• [Texto para leer]:
= = =
Tiros a discreción: la vieja confiable de la política estadounidense
La historia de los Estados Unidos de América está llena de atentados. La violencia como forma de eliminación del contrario, aunque renegada en el discurso, ha sido práctica común en la política norteamericana. Cuatro presidentes han sido asesinados y doce han sufrido intentos de homicidio. Y ni hablar de la cantidad de líderes y activistas de derechos humanos borrados del tablero a punta de pistola, fuego o cuchillo: Malcolm X, Medgar Evers, Harvey Milk, Andrew Goodman, James Chaney y hasta John Lennon (si nos ponemos conspirativos).
= = =
• [Material proporcionado]:
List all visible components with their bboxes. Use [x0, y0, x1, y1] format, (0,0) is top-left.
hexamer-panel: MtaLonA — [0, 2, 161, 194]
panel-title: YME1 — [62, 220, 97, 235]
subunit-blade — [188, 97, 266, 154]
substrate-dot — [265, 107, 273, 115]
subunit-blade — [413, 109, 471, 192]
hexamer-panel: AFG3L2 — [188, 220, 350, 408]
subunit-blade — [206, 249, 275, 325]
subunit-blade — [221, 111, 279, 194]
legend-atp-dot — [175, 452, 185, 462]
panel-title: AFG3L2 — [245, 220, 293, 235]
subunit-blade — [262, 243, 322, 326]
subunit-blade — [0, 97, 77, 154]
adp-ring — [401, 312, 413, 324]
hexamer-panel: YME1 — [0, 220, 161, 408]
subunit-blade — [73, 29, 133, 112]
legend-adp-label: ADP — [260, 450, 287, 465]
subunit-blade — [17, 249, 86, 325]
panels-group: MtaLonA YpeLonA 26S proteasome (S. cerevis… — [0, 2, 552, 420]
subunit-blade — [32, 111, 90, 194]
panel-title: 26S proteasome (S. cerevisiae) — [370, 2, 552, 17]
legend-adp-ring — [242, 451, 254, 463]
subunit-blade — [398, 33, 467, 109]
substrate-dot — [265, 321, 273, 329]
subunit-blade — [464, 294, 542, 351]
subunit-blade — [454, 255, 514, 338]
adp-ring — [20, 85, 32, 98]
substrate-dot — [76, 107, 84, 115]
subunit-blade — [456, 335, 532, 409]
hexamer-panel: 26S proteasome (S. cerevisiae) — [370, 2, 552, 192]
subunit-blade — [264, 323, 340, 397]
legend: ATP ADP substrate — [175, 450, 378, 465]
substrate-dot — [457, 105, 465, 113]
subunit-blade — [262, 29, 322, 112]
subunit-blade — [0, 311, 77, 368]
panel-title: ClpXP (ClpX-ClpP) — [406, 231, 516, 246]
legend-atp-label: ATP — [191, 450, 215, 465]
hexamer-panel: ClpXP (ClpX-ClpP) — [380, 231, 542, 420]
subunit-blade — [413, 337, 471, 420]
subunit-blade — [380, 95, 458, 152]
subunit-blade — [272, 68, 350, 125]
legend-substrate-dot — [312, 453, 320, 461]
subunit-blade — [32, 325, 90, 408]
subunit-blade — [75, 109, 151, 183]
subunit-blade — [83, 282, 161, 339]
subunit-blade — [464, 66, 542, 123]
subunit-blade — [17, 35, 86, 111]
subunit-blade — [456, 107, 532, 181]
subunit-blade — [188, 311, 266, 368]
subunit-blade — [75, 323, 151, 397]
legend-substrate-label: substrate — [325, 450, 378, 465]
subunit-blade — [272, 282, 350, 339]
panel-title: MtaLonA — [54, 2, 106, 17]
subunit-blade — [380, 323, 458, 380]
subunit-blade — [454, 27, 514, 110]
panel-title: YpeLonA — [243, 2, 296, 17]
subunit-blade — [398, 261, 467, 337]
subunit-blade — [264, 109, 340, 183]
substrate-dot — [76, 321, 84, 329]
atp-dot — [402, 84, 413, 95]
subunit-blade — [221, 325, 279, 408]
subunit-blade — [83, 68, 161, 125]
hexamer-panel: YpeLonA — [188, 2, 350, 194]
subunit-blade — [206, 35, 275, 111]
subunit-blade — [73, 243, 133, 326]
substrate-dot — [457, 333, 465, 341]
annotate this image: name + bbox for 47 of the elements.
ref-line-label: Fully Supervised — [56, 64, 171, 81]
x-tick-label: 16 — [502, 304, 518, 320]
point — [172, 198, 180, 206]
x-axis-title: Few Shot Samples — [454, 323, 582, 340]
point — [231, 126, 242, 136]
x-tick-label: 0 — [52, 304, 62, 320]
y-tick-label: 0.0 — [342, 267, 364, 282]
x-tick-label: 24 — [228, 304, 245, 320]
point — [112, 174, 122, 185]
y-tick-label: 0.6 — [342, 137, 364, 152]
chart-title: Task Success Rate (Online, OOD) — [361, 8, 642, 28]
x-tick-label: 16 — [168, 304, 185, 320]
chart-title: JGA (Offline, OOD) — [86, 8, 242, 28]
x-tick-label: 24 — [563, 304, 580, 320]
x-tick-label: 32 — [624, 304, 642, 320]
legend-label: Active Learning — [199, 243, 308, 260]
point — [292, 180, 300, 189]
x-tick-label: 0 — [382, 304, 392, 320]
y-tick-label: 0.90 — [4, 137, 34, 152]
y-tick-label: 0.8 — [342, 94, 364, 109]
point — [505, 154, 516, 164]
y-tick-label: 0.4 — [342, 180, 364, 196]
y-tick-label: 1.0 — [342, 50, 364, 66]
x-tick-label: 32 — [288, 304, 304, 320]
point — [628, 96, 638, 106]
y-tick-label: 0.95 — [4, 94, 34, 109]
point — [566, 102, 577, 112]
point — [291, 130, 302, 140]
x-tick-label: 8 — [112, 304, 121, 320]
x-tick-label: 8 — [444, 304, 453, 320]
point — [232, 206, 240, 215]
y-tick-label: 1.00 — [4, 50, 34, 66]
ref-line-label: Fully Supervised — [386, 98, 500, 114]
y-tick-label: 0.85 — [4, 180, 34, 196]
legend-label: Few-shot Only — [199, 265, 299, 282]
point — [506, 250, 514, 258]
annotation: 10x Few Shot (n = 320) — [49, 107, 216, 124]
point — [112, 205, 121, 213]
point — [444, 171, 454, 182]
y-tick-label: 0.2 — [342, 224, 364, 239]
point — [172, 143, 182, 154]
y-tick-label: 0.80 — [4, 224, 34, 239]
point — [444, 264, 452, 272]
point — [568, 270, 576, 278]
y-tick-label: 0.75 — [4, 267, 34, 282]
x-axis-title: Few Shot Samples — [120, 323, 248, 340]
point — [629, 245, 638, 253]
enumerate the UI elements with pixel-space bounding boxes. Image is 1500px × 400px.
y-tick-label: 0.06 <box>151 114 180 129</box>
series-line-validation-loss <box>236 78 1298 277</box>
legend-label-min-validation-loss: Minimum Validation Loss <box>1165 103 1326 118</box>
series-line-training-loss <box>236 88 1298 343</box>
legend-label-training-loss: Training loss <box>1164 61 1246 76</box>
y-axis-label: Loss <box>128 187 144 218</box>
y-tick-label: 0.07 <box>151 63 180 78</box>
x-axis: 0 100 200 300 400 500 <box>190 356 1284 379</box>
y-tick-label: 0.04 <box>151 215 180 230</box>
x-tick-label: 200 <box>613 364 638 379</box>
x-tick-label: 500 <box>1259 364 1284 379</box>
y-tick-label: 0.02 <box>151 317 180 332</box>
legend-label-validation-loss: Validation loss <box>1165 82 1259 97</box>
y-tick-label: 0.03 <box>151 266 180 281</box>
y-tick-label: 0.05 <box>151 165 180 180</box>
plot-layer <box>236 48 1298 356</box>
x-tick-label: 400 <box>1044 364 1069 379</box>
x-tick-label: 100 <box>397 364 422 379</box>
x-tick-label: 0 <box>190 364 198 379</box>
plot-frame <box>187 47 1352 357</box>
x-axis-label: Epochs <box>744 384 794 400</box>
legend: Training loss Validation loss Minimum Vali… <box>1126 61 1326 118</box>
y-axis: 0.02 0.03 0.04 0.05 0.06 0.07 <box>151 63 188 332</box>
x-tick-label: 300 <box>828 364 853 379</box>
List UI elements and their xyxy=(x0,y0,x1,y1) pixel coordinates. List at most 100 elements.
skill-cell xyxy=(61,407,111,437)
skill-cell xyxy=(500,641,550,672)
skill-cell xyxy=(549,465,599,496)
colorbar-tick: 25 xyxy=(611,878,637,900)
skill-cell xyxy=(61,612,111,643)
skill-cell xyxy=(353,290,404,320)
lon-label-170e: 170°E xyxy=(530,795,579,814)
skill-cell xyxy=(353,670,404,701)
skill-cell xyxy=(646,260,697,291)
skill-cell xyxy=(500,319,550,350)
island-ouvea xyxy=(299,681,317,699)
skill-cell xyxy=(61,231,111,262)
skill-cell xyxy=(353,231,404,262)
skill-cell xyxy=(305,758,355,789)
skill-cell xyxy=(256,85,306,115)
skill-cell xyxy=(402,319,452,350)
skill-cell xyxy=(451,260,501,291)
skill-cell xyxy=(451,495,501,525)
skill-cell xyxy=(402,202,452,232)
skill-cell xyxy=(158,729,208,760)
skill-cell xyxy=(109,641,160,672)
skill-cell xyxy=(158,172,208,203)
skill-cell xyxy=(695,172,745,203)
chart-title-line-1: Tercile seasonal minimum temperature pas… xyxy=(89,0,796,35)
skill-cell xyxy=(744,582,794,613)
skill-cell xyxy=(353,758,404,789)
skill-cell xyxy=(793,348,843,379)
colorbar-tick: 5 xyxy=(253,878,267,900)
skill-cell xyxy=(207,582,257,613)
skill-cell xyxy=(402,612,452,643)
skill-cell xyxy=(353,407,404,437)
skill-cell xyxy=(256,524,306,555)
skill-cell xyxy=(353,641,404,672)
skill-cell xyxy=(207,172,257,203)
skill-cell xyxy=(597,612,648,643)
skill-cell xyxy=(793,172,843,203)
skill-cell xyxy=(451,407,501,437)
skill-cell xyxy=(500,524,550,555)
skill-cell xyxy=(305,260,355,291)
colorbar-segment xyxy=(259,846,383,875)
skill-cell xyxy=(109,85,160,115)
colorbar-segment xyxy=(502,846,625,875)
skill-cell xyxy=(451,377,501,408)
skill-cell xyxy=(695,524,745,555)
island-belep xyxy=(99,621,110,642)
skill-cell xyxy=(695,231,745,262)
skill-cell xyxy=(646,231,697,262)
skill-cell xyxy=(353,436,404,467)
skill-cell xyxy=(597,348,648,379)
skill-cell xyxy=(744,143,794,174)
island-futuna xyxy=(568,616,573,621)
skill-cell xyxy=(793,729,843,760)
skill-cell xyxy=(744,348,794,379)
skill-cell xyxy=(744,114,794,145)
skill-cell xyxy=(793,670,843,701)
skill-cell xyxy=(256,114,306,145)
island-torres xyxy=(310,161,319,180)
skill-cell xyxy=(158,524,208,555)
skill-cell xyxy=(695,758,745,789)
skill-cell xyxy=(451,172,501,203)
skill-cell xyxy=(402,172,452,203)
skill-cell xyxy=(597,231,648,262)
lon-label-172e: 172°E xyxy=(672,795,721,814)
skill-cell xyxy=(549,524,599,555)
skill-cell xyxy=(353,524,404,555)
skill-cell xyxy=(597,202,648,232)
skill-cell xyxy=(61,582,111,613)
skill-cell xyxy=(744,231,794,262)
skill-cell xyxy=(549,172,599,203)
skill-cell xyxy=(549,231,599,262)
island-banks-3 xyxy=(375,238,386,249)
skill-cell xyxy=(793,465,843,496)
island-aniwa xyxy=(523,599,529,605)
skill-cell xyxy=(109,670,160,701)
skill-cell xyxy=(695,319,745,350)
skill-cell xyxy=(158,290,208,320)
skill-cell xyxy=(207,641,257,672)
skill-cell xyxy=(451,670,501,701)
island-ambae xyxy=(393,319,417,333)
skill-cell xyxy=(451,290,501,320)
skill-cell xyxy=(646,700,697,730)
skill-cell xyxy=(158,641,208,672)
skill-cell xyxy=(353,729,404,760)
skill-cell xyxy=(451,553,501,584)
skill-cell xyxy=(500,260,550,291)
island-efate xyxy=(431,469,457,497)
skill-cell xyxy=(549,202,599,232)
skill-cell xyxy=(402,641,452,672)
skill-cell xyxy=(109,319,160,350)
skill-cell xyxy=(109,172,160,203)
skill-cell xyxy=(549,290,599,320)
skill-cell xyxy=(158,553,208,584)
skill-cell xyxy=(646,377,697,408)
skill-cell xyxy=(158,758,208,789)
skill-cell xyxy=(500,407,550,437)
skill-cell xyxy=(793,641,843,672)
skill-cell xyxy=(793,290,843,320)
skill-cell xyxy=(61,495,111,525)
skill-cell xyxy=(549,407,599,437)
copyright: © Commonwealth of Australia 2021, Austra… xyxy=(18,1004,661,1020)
= = =
• [Lo que se pide]:
Extrae sin cambios, del texto sobre los atentados en la política estadounidense, el fragmento que abre con las palabras que contienen "Tiros a discreción: la" y cierra con "nos ponemos conspirativos).".

• [Tu solución]:
Tiros a discreción: la vieja confiable de la política estadounidense
La historia de los Estados Unidos de América está llena de atentados. La violencia como forma de eliminación del contrario, aunque renegada en el discurso, ha sido práctica común en la política norteamericana. Cuatro presidentes han sido asesinados y doce han sufrido intentos de homicidio. Y ni hablar de la cantidad de líderes y activistas de derechos humanos borrados del tablero a punta de pistola, fuego o cuchillo: Malcolm X, Medgar Evers, Harvey Milk, Andrew Goodman, James Chaney y hasta John Lennon (si nos ponemos conspirativos).